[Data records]
::::::

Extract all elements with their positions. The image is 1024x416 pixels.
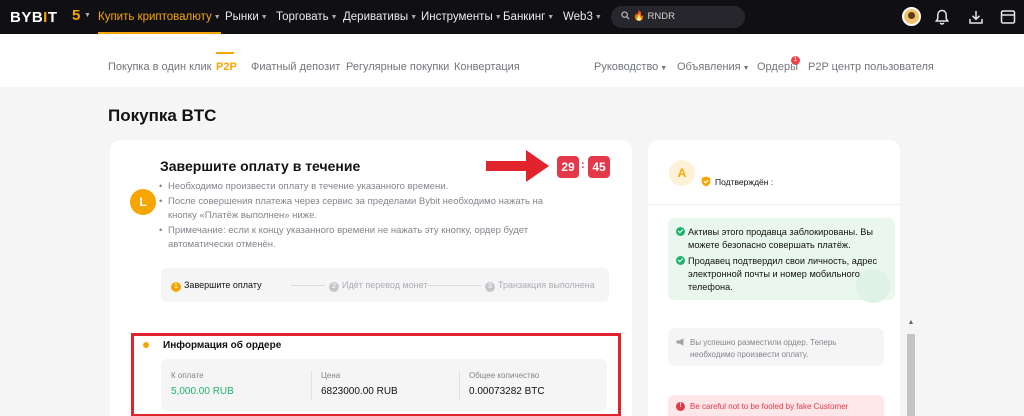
- top-nav: BYBIT 5 ▼ Купить криптовалюту ▼ Рынки ▼ Тор…: [0, 0, 1024, 34]
- order-progress-steps: 1 Завершите оплату 2 Идёт перевод монет 3Т…: [161, 268, 609, 302]
- verified-label: Подтверждён :: [715, 177, 774, 187]
- check-circle-icon: [676, 227, 685, 236]
- chat-system-message: Вы успешно разместили ордер. Теперь необ…: [668, 328, 884, 366]
- caret-down-icon: ▼: [330, 14, 338, 21]
- warning-icon: !: [676, 402, 685, 411]
- nav-trade[interactable]: Торговать ▼: [276, 0, 338, 34]
- subnav-ads[interactable]: Объявления ▼: [677, 61, 750, 73]
- notice-item: Активы этого продавца заблокированы. Вы …: [676, 226, 891, 252]
- search-icon: [621, 11, 630, 20]
- subnav-one-click-buy[interactable]: Покупка в один клик: [108, 61, 211, 73]
- scroll-thumb[interactable]: [907, 334, 915, 416]
- chat-watermark-icon: [856, 269, 890, 303]
- step-connector: [425, 285, 481, 286]
- caret-down-icon: ▼: [213, 14, 221, 21]
- divider: [648, 204, 900, 205]
- order-info-highlight: Информация об ордере К оплате 5,000.00 R…: [131, 333, 621, 416]
- nav-derivatives[interactable]: Деривативы ▼: [343, 0, 417, 34]
- subnav-p2p-user-center[interactable]: P2P центр пользователя: [808, 61, 934, 73]
- caret-down-icon: ▼: [594, 14, 602, 21]
- verified-shield-icon: [701, 176, 711, 187]
- nav-markets[interactable]: Рынки ▼: [225, 0, 268, 34]
- seller-avatar-small: L: [130, 189, 156, 215]
- caret-down-icon: ▼: [410, 14, 418, 21]
- nav-web3[interactable]: Web3 ▼: [563, 0, 602, 34]
- nav-buy-crypto[interactable]: Купить криптовалюту ▼: [98, 0, 221, 34]
- user-avatar[interactable]: [902, 7, 921, 26]
- instruction-item: После совершения платежа через сервис за…: [158, 195, 558, 224]
- instruction-item: Примечание: если к концу указанного врем…: [158, 224, 558, 253]
- subnav-recurring-buy[interactable]: Регулярные покупки: [346, 61, 449, 73]
- step-transaction-complete: 3 Транзакция выполнена: [485, 280, 595, 292]
- caret-down-icon: ▼: [494, 14, 502, 21]
- divider: [311, 370, 312, 400]
- search-input[interactable]: 🔥 RNDR: [611, 6, 745, 28]
- red-arrow-annotation: [486, 150, 549, 182]
- price-value: 6823000.00 RUB: [321, 386, 398, 397]
- timer-seconds: 45: [588, 156, 610, 178]
- download-icon[interactable]: [967, 8, 985, 26]
- bell-icon[interactable]: [933, 8, 951, 26]
- chat-scrollbar[interactable]: ▲: [906, 318, 916, 416]
- step-coin-transfer: 2 Идёт перевод монет: [329, 280, 427, 292]
- step-connector: [291, 285, 325, 286]
- page-title: Покупка BTC: [108, 106, 217, 125]
- caret-down-icon: ▼: [547, 14, 555, 21]
- nav-banking[interactable]: Банкинг ▼: [503, 0, 554, 34]
- subnav-guide[interactable]: Руководство ▼: [594, 61, 667, 73]
- section-dot: [143, 342, 149, 348]
- order-info-panel: К оплате 5,000.00 RUB Цена 6823000.00 RU…: [161, 359, 607, 411]
- globe-icon[interactable]: [999, 8, 1017, 26]
- payment-card: L Завершите оплату в течение Необходимо …: [110, 140, 632, 416]
- orders-count-badge: 1: [791, 56, 800, 65]
- step-complete-payment: 1 Завершите оплату: [171, 280, 262, 292]
- subnav-p2p[interactable]: P2P: [216, 61, 237, 73]
- timer-minutes: 29: [557, 156, 579, 178]
- p2p-subnav: Покупка в один клик P2P Фиатный депозит …: [0, 34, 1024, 87]
- megaphone-icon: [676, 338, 684, 346]
- scroll-up-arrow-icon[interactable]: ▲: [906, 318, 916, 328]
- seller-avatar[interactable]: A: [669, 160, 695, 186]
- divider: [459, 370, 460, 400]
- quantity-value: 0.00073282 BTC: [469, 386, 545, 397]
- caret-down-icon: ▼: [84, 12, 91, 19]
- caret-down-icon: ▼: [260, 14, 268, 21]
- caret-down-icon: ▼: [660, 65, 668, 72]
- subnav-convert[interactable]: Конвертация: [454, 61, 520, 73]
- bybit-five-menu[interactable]: 5 ▼: [72, 7, 92, 27]
- nav-tools[interactable]: Инструменты ▼: [421, 0, 502, 34]
- fraud-warning: ! Be careful not to be fooled by fake Cu…: [668, 395, 884, 416]
- fire-icon: 🔥: [633, 11, 645, 22]
- bybit-logo[interactable]: BYBIT: [10, 9, 58, 26]
- payment-instructions: Необходимо произвести оплату в течение у…: [158, 180, 558, 253]
- subnav-fiat-deposit[interactable]: Фиатный депозит: [251, 61, 340, 73]
- seller-card: A Подтверждён : Активы этого продавца за…: [648, 140, 900, 416]
- check-circle-icon: [676, 256, 685, 265]
- timer-separator: :: [581, 159, 585, 171]
- active-tab-underline: [216, 52, 234, 54]
- amount-to-pay: 5,000.00 RUB: [171, 386, 234, 397]
- order-info-title: Информация об ордере: [163, 340, 282, 351]
- payment-deadline-title: Завершите оплату в течение: [160, 158, 361, 174]
- caret-down-icon: ▼: [742, 65, 750, 72]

::::::

● THE EXERCISE
Duplicate every line of the data above without any changes, and leave the pictures out of your answer.

● WORKED ANSWER
Extract all elements with their positions. The image is 1024x416 pixels.
- top-nav: BYBIT 5 ▼ Купить криптовалюту ▼ Рынки ▼ Тор…: [0, 0, 1024, 34]
- order-progress-steps: 1 Завершите оплату 2 Идёт перевод монет 3Т…: [161, 268, 609, 302]
- verified-label: Подтверждён :: [715, 177, 774, 187]
- check-circle-icon: [676, 227, 685, 236]
- chat-system-message: Вы успешно разместили ордер. Теперь необ…: [668, 328, 884, 366]
- caret-down-icon: ▼: [330, 14, 338, 21]
- warning-icon: !: [676, 402, 685, 411]
- nav-trade[interactable]: Торговать ▼: [276, 0, 338, 34]
- subnav-ads[interactable]: Объявления ▼: [677, 61, 750, 73]
- notice-item: Активы этого продавца заблокированы. Вы …: [676, 226, 891, 252]
- search-icon: [621, 11, 630, 20]
- subnav-one-click-buy[interactable]: Покупка в один клик: [108, 61, 211, 73]
- scroll-thumb[interactable]: [907, 334, 915, 416]
- chat-watermark-icon: [856, 269, 890, 303]
- step-connector: [425, 285, 481, 286]
- caret-down-icon: ▼: [213, 14, 221, 21]
- divider: [648, 204, 900, 205]
- order-info-highlight: Информация об ордере К оплате 5,000.00 R…: [131, 333, 621, 416]
- nav-derivatives[interactable]: Деривативы ▼: [343, 0, 417, 34]
- subnav-p2p-user-center[interactable]: P2P центр пользователя: [808, 61, 934, 73]
- caret-down-icon: ▼: [594, 14, 602, 21]
- verified-shield-icon: [701, 176, 711, 187]
- nav-markets[interactable]: Рынки ▼: [225, 0, 268, 34]
- seller-avatar-small: L: [130, 189, 156, 215]
- caret-down-icon: ▼: [410, 14, 418, 21]
- nav-web3[interactable]: Web3 ▼: [563, 0, 602, 34]
- nav-buy-crypto[interactable]: Купить криптовалюту ▼: [98, 0, 221, 34]
- user-avatar[interactable]: [902, 7, 921, 26]
- instruction-item: После совершения платежа через сервис за…: [158, 195, 558, 224]
- instruction-item: Примечание: если к концу указанного врем…: [158, 224, 558, 253]
- subnav-recurring-buy[interactable]: Регулярные покупки: [346, 61, 449, 73]
- step-transaction-complete: 3 Транзакция выполнена: [485, 280, 595, 292]
- caret-down-icon: ▼: [494, 14, 502, 21]
- divider: [311, 370, 312, 400]
- search-input[interactable]: 🔥 RNDR: [611, 6, 745, 28]
- red-arrow-annotation: [486, 150, 549, 182]
- price-value: 6823000.00 RUB: [321, 386, 398, 397]
- timer-seconds: 45: [588, 156, 610, 178]
- download-icon[interactable]: [967, 8, 985, 26]
- bell-icon[interactable]: [933, 8, 951, 26]
- chat-scrollbar[interactable]: ▲: [906, 318, 916, 416]
- step-coin-transfer: 2 Идёт перевод монет: [329, 280, 427, 292]
- step-connector: [291, 285, 325, 286]
- page-title: Покупка BTC: [108, 106, 217, 125]
- caret-down-icon: ▼: [547, 14, 555, 21]
- nav-banking[interactable]: Банкинг ▼: [503, 0, 554, 34]
- subnav-guide[interactable]: Руководство ▼: [594, 61, 667, 73]
- section-dot: [143, 342, 149, 348]
- order-info-panel: К оплате 5,000.00 RUB Цена 6823000.00 RU…: [161, 359, 607, 411]
- globe-icon[interactable]: [999, 8, 1017, 26]
- payment-card: L Завершите оплату в течение Необходимо …: [110, 140, 632, 416]
- orders-count-badge: 1: [791, 56, 800, 65]
- step-complete-payment: 1 Завершите оплату: [171, 280, 262, 292]
- subnav-p2p[interactable]: P2P: [216, 61, 237, 73]
- timer-minutes: 29: [557, 156, 579, 178]
- p2p-subnav: Покупка в один клик P2P Фиатный депозит …: [0, 34, 1024, 87]
- megaphone-icon: [676, 338, 684, 346]
- scroll-up-arrow-icon[interactable]: ▲: [906, 318, 916, 328]
- seller-avatar[interactable]: A: [669, 160, 695, 186]
- divider: [459, 370, 460, 400]
- quantity-value: 0.00073282 BTC: [469, 386, 545, 397]
- caret-down-icon: ▼: [84, 12, 91, 19]
- caret-down-icon: ▼: [260, 14, 268, 21]
- caret-down-icon: ▼: [660, 65, 668, 72]
- subnav-convert[interactable]: Конвертация: [454, 61, 520, 73]
- bybit-five-menu[interactable]: 5 ▼: [72, 7, 92, 27]
- nav-tools[interactable]: Инструменты ▼: [421, 0, 502, 34]
- fraud-warning: ! Be careful not to be fooled by fake Cu…: [668, 395, 884, 416]
- fire-icon: 🔥: [633, 11, 645, 22]
- bybit-logo[interactable]: BYBIT: [10, 9, 58, 26]
- payment-instructions: Необходимо произвести оплату в течение у…: [158, 180, 558, 253]
- subnav-fiat-deposit[interactable]: Фиатный депозит: [251, 61, 340, 73]
- seller-card: A Подтверждён : Активы этого продавца за…: [648, 140, 900, 416]
- check-circle-icon: [676, 256, 685, 265]
- timer-separator: :: [581, 159, 585, 171]
- active-tab-underline: [216, 52, 234, 54]
- amount-to-pay: 5,000.00 RUB: [171, 386, 234, 397]
- order-info-title: Информация об ордере: [163, 340, 282, 351]
- payment-deadline-title: Завершите оплату в течение: [160, 158, 361, 174]
- caret-down-icon: ▼: [742, 65, 750, 72]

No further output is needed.